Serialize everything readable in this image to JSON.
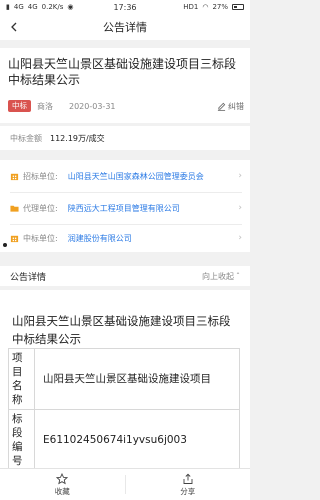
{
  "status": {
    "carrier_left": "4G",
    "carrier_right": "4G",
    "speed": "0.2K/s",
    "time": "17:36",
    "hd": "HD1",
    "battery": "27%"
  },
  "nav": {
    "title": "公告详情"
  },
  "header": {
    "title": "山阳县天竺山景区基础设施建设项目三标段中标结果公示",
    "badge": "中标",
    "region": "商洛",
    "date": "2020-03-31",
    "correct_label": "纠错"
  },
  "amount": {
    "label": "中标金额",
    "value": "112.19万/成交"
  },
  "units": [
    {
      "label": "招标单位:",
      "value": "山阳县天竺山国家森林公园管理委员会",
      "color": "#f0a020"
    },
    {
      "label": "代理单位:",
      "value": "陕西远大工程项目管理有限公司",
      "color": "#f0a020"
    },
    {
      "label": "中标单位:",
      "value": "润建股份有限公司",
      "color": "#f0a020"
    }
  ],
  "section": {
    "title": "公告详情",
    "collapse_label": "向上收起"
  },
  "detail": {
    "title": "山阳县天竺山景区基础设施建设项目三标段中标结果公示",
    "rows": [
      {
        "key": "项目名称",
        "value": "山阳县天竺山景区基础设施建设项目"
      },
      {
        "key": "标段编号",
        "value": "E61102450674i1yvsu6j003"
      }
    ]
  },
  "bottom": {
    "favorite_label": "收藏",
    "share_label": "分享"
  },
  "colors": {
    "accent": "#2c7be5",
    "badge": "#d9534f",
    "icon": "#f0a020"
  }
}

____________________

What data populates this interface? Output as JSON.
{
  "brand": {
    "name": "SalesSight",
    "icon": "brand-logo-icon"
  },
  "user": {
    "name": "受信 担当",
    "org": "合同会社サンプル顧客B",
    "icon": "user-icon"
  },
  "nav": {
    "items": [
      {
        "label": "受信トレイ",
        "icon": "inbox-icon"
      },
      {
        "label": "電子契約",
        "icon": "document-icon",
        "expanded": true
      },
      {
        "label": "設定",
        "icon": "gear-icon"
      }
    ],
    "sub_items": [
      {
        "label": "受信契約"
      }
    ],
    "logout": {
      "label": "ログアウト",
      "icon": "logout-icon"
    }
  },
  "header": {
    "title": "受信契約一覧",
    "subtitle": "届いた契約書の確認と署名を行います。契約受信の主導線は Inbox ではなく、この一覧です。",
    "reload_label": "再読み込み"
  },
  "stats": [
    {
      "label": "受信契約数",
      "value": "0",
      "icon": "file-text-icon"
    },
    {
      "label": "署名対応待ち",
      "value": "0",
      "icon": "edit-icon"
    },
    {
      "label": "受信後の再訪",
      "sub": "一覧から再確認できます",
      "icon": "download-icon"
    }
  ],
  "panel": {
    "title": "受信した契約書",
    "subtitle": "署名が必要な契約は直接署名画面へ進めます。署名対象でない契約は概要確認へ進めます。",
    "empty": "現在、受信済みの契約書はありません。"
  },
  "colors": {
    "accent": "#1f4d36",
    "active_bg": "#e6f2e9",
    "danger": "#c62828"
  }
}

____________________

*Written request*
Give back only a number, the number of lines where the string "value" occurs.

*Correct result*
8